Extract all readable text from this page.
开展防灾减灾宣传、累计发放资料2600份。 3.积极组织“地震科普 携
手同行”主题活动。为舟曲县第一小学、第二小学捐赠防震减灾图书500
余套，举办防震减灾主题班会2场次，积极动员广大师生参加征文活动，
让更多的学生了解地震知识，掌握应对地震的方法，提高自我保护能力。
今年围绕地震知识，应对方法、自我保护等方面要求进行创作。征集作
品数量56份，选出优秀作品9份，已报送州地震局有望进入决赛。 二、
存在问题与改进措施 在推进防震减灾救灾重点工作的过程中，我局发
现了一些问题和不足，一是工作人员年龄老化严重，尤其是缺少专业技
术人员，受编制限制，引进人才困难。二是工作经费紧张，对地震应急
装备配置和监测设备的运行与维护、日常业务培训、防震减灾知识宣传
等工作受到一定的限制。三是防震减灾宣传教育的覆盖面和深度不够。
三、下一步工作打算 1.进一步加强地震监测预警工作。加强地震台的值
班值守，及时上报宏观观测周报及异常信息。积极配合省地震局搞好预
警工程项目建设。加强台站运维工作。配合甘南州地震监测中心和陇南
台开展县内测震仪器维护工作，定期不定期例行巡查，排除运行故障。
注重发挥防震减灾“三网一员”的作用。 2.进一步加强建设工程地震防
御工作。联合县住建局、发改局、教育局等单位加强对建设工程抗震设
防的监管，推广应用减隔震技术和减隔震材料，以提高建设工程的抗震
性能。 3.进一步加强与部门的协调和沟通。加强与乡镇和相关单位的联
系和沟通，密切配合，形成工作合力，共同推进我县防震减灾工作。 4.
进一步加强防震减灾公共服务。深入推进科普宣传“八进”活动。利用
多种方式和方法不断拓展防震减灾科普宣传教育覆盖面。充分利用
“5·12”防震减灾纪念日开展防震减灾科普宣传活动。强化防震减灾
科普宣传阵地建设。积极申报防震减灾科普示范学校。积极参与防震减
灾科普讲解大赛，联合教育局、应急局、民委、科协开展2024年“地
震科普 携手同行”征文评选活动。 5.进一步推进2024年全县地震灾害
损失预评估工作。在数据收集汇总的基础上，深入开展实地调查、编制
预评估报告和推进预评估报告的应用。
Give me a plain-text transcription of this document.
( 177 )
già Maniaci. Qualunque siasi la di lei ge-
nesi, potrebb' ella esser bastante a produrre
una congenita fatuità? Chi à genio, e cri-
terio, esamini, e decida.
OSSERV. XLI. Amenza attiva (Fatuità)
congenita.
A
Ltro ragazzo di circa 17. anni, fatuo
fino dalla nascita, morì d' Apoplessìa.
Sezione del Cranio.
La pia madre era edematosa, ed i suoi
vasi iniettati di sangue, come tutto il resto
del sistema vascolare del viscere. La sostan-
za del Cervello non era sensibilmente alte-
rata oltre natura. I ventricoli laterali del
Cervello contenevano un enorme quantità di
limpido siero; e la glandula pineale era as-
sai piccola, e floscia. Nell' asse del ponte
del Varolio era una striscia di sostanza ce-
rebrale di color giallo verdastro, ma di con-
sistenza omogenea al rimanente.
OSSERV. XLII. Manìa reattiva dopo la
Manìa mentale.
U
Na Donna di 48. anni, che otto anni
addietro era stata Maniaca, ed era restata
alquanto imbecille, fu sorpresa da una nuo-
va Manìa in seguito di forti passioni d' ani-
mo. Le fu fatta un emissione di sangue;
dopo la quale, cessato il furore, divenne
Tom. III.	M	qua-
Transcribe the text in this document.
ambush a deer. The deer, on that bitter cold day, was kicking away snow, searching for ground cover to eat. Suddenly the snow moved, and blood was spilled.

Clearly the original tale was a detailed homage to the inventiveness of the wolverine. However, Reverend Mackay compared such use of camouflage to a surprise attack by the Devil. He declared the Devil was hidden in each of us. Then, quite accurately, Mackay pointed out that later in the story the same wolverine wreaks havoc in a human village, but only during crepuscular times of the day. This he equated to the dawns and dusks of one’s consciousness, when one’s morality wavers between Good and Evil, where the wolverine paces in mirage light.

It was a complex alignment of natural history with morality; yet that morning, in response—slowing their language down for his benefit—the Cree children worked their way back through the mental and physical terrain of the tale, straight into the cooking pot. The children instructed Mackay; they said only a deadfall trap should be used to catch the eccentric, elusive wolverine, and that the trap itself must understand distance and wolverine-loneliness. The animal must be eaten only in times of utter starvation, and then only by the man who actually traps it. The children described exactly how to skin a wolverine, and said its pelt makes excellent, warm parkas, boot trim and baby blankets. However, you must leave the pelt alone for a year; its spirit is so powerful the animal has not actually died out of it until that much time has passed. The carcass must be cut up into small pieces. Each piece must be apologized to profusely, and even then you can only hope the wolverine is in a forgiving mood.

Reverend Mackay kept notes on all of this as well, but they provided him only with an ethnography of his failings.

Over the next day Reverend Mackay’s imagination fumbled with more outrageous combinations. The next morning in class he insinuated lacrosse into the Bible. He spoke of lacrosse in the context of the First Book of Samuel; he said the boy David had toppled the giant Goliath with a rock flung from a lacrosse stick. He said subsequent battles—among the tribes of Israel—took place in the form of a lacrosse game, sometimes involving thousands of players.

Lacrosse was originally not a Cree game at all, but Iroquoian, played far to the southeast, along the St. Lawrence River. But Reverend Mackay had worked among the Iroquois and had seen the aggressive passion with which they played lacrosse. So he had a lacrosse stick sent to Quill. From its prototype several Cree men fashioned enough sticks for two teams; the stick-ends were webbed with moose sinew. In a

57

GIVEN EXERCISE » Every entry above should be retyped exactly as shown.

EXPECTED OUTPUT »
Extract all readable text from this page.
开展防灾减灾宣传、累计发放资料2600份。 3.积极组织“地震科普 携
手同行”主题活动。为舟曲县第一小学、第二小学捐赠防震减灾图书500
余套，举办防震减灾主题班会2场次，积极动员广大师生参加征文活动，
让更多的学生了解地震知识，掌握应对地震的方法，提高自我保护能力。
今年围绕地震知识，应对方法、自我保护等方面要求进行创作。征集作
品数量56份，选出优秀作品9份，已报送州地震局有望进入决赛。 二、
存在问题与改进措施 在推进防震减灾救灾重点工作的过程中，我局发
现了一些问题和不足，一是工作人员年龄老化严重，尤其是缺少专业技
术人员，受编制限制，引进人才困难。二是工作经费紧张，对地震应急
装备配置和监测设备的运行与维护、日常业务培训、防震减灾知识宣传
等工作受到一定的限制。三是防震减灾宣传教育的覆盖面和深度不够。
三、下一步工作打算 1.进一步加强地震监测预警工作。加强地震台的值
班值守，及时上报宏观观测周报及异常信息。积极配合省地震局搞好预
警工程项目建设。加强台站运维工作。配合甘南州地震监测中心和陇南
台开展县内测震仪器维护工作，定期不定期例行巡查，排除运行故障。
注重发挥防震减灾“三网一员”的作用。 2.进一步加强建设工程地震防
御工作。联合县住建局、发改局、教育局等单位加强对建设工程抗震设
防的监管，推广应用减隔震技术和减隔震材料，以提高建设工程的抗震
性能。 3.进一步加强与部门的协调和沟通。加强与乡镇和相关单位的联
系和沟通，密切配合，形成工作合力，共同推进我县防震减灾工作。 4.
进一步加强防震减灾公共服务。深入推进科普宣传“八进”活动。利用
多种方式和方法不断拓展防震减灾科普宣传教育覆盖面。充分利用
“5·12”防震减灾纪念日开展防震减灾科普宣传活动。强化防震减灾
科普宣传阵地建设。积极申报防震减灾科普示范学校。积极参与防震减
灾科普讲解大赛，联合教育局、应急局、民委、科协开展2024年“地
震科普 携手同行”征文评选活动。 5.进一步推进2024年全县地震灾害
损失预评估工作。在数据收集汇总的基础上，深入开展实地调查、编制
预评估报告和推进预评估报告的应用。
Give me a plain-text transcription of this document.
( 177 )
già Maniaci. Qualunque siasi la di lei ge-
nesi, potrebb' ella esser bastante a produrre
una congenita fatuità? Chi à genio, e cri-
terio, esamini, e decida.
OSSERV. XLI. Amenza attiva (Fatuità)
congenita.
A
Ltro ragazzo di circa 17. anni, fatuo
fino dalla nascita, morì d' Apoplessìa.
Sezione del Cranio.
La pia madre era edematosa, ed i suoi
vasi iniettati di sangue, come tutto il resto
del sistema vascolare del viscere. La sostan-
za del Cervello non era sensibilmente alte-
rata oltre natura. I ventricoli laterali del
Cervello contenevano un enorme quantità di
limpido siero; e la glandula pineale era as-
sai piccola, e floscia. Nell' asse del ponte
del Varolio era una striscia di sostanza ce-
rebrale di color giallo verdastro, ma di con-
sistenza omogenea al rimanente.
OSSERV. XLII. Manìa reattiva dopo la
Manìa mentale.
U
Na Donna di 48. anni, che otto anni
addietro era stata Maniaca, ed era restata
alquanto imbecille, fu sorpresa da una nuo-
va Manìa in seguito di forti passioni d' ani-
mo. Le fu fatta un emissione di sangue;
dopo la quale, cessato il furore, divenne
Tom. III.	M	qua-
Transcribe the text in this document.
ambush a deer. The deer, on that bitter cold day, was kicking away snow, searching for ground cover to eat. Suddenly the snow moved, and blood was spilled.

Clearly the original tale was a detailed homage to the inventiveness of the wolverine. However, Reverend Mackay compared such use of camouflage to a surprise attack by the Devil. He declared the Devil was hidden in each of us. Then, quite accurately, Mackay pointed out that later in the story the same wolverine wreaks havoc in a human village, but only during crepuscular times of the day. This he equated to the dawns and dusks of one’s consciousness, when one’s morality wavers between Good and Evil, where the wolverine paces in mirage light.

It was a complex alignment of natural history with morality; yet that morning, in response—slowing their language down for his benefit—the Cree children worked their way back through the mental and physical terrain of the tale, straight into the cooking pot. The children instructed Mackay; they said only a deadfall trap should be used to catch the eccentric, elusive wolverine, and that the trap itself must understand distance and wolverine-loneliness. The animal must be eaten only in times of utter starvation, and then only by the man who actually traps it. The children described exactly how to skin a wolverine, and said its pelt makes excellent, warm parkas, boot trim and baby blankets. However, you must leave the pelt alone for a year; its spirit is so powerful the animal has not actually died out of it until that much time has passed. The carcass must be cut up into small pieces. Each piece must be apologized to profusely, and even then you can only hope the wolverine is in a forgiving mood.

Reverend Mackay kept notes on all of this as well, but they provided him only with an ethnography of his failings.

Over the next day Reverend Mackay’s imagination fumbled with more outrageous combinations. The next morning in class he insinuated lacrosse into the Bible. He spoke of lacrosse in the context of the First Book of Samuel; he said the boy David had toppled the giant Goliath with a rock flung from a lacrosse stick. He said subsequent battles—among the tribes of Israel—took place in the form of a lacrosse game, sometimes involving thousands of players.

Lacrosse was originally not a Cree game at all, but Iroquoian, played far to the southeast, along the St. Lawrence River. But Reverend Mackay had worked among the Iroquois and had seen the aggressive passion with which they played lacrosse. So he had a lacrosse stick sent to Quill. From its prototype several Cree men fashioned enough sticks for two teams; the stick-ends were webbed with moose sinew. In a

57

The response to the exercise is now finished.